# [DATA ENTRIES]
┄┄┄┄┄┄┄┄┄┄┄┄┄┄┄┄┄┄┄┄
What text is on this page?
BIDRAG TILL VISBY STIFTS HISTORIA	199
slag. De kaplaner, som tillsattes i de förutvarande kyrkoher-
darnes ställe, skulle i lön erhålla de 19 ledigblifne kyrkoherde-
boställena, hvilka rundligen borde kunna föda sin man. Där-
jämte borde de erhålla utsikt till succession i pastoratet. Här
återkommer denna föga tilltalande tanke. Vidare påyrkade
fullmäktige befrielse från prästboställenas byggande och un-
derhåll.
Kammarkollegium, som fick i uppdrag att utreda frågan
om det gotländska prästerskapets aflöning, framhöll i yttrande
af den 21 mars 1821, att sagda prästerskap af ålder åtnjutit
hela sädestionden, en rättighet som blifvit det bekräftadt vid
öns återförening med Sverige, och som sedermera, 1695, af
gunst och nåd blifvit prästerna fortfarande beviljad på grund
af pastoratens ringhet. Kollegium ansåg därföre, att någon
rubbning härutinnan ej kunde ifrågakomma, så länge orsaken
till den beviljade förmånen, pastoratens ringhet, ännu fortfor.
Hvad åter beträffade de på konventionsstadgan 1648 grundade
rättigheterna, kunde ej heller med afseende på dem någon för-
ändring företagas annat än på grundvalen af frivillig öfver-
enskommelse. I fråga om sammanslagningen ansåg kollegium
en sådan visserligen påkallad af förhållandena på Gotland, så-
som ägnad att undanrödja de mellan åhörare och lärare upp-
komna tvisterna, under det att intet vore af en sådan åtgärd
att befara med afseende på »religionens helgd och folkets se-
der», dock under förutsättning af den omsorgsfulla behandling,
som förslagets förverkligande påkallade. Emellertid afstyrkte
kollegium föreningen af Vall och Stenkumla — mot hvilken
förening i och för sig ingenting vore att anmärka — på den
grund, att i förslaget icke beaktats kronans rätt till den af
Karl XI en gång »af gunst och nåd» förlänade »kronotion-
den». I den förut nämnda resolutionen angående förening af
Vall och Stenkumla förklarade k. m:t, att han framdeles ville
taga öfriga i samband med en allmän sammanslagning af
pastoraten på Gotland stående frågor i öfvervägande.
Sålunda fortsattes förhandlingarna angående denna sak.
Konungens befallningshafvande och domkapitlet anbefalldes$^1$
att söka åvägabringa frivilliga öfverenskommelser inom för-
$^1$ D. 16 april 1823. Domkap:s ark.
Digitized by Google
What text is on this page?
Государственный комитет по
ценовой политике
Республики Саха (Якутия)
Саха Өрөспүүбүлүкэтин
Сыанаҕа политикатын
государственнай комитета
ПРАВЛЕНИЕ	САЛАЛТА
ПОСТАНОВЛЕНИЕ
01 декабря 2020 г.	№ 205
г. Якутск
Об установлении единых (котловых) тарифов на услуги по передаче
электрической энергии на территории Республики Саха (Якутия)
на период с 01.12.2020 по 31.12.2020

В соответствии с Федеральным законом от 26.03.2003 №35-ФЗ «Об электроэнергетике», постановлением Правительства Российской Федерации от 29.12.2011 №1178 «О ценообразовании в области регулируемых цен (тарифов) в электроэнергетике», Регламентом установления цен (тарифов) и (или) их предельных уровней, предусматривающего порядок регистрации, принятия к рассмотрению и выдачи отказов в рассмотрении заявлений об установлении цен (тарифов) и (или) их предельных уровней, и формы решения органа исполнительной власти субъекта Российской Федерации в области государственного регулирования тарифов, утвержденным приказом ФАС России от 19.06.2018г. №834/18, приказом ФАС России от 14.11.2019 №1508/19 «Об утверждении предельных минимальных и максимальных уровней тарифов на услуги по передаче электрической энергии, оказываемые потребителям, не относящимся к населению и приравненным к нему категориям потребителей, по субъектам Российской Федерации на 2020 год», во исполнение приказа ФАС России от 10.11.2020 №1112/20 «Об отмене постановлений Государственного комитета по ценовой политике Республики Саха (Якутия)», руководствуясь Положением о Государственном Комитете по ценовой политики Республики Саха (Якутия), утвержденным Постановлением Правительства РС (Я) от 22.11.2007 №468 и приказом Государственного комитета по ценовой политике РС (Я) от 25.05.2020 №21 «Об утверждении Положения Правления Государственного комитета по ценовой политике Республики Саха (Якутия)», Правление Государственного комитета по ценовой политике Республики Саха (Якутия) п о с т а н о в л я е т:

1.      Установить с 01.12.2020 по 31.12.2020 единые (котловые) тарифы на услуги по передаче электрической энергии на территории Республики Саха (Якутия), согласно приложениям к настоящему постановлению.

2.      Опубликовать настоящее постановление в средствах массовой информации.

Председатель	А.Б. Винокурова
┄┄┄┄┄┄┄┄┄┄┄┄┄┄┄┄┄┄┄┄
# [GIVEN INSTRUCTION]
Reproduce each entry word for word.

# [RESULT OF THE EXERCISE]
What text is on this page?
BIDRAG TILL VISBY STIFTS HISTORIA	199
slag. De kaplaner, som tillsattes i de förutvarande kyrkoher-
darnes ställe, skulle i lön erhålla de 19 ledigblifne kyrkoherde-
boställena, hvilka rundligen borde kunna föda sin man. Där-
jämte borde de erhålla utsikt till succession i pastoratet. Här
återkommer denna föga tilltalande tanke. Vidare påyrkade
fullmäktige befrielse från prästboställenas byggande och un-
derhåll.
Kammarkollegium, som fick i uppdrag att utreda frågan
om det gotländska prästerskapets aflöning, framhöll i yttrande
af den 21 mars 1821, att sagda prästerskap af ålder åtnjutit
hela sädestionden, en rättighet som blifvit det bekräftadt vid
öns återförening med Sverige, och som sedermera, 1695, af
gunst och nåd blifvit prästerna fortfarande beviljad på grund
af pastoratens ringhet. Kollegium ansåg därföre, att någon
rubbning härutinnan ej kunde ifrågakomma, så länge orsaken
till den beviljade förmånen, pastoratens ringhet, ännu fortfor.
Hvad åter beträffade de på konventionsstadgan 1648 grundade
rättigheterna, kunde ej heller med afseende på dem någon för-
ändring företagas annat än på grundvalen af frivillig öfver-
enskommelse. I fråga om sammanslagningen ansåg kollegium
en sådan visserligen påkallad af förhållandena på Gotland, så-
som ägnad att undanrödja de mellan åhörare och lärare upp-
komna tvisterna, under det att intet vore af en sådan åtgärd
att befara med afseende på »religionens helgd och folkets se-
der», dock under förutsättning af den omsorgsfulla behandling,
som förslagets förverkligande påkallade. Emellertid afstyrkte
kollegium föreningen af Vall och Stenkumla — mot hvilken
förening i och för sig ingenting vore att anmärka — på den
grund, att i förslaget icke beaktats kronans rätt till den af
Karl XI en gång »af gunst och nåd» förlänade »kronotion-
den». I den förut nämnda resolutionen angående förening af
Vall och Stenkumla förklarade k. m:t, att han framdeles ville
taga öfriga i samband med en allmän sammanslagning af
pastoraten på Gotland stående frågor i öfvervägande.
Sålunda fortsattes förhandlingarna angående denna sak.
Konungens befallningshafvande och domkapitlet anbefalldes$^1$
att söka åvägabringa frivilliga öfverenskommelser inom för-
$^1$ D. 16 april 1823. Domkap:s ark.
Digitized by Google
What text is on this page?
Государственный комитет по
ценовой политике
Республики Саха (Якутия)
Саха Өрөспүүбүлүкэтин
Сыанаҕа политикатын
государственнай комитета
ПРАВЛЕНИЕ	САЛАЛТА
ПОСТАНОВЛЕНИЕ
01 декабря 2020 г.	№ 205
г. Якутск
Об установлении единых (котловых) тарифов на услуги по передаче
электрической энергии на территории Республики Саха (Якутия)
на период с 01.12.2020 по 31.12.2020

В соответствии с Федеральным законом от 26.03.2003 №35-ФЗ «Об электроэнергетике», постановлением Правительства Российской Федерации от 29.12.2011 №1178 «О ценообразовании в области регулируемых цен (тарифов) в электроэнергетике», Регламентом установления цен (тарифов) и (или) их предельных уровней, предусматривающего порядок регистрации, принятия к рассмотрению и выдачи отказов в рассмотрении заявлений об установлении цен (тарифов) и (или) их предельных уровней, и формы решения органа исполнительной власти субъекта Российской Федерации в области государственного регулирования тарифов, утвержденным приказом ФАС России от 19.06.2018г. №834/18, приказом ФАС России от 14.11.2019 №1508/19 «Об утверждении предельных минимальных и максимальных уровней тарифов на услуги по передаче электрической энергии, оказываемые потребителям, не относящимся к населению и приравненным к нему категориям потребителей, по субъектам Российской Федерации на 2020 год», во исполнение приказа ФАС России от 10.11.2020 №1112/20 «Об отмене постановлений Государственного комитета по ценовой политике Республики Саха (Якутия)», руководствуясь Положением о Государственном Комитете по ценовой политики Республики Саха (Якутия), утвержденным Постановлением Правительства РС (Я) от 22.11.2007 №468 и приказом Государственного комитета по ценовой политике РС (Я) от 25.05.2020 №21 «Об утверждении Положения Правления Государственного комитета по ценовой политике Республики Саха (Якутия)», Правление Государственного комитета по ценовой политике Республики Саха (Якутия) п о с т а н о в л я е т:

1.      Установить с 01.12.2020 по 31.12.2020 единые (котловые) тарифы на услуги по передаче электрической энергии на территории Республики Саха (Якутия), согласно приложениям к настоящему постановлению.

2.      Опубликовать настоящее постановление в средствах массовой информации.

Председатель	А.Б. Винокурова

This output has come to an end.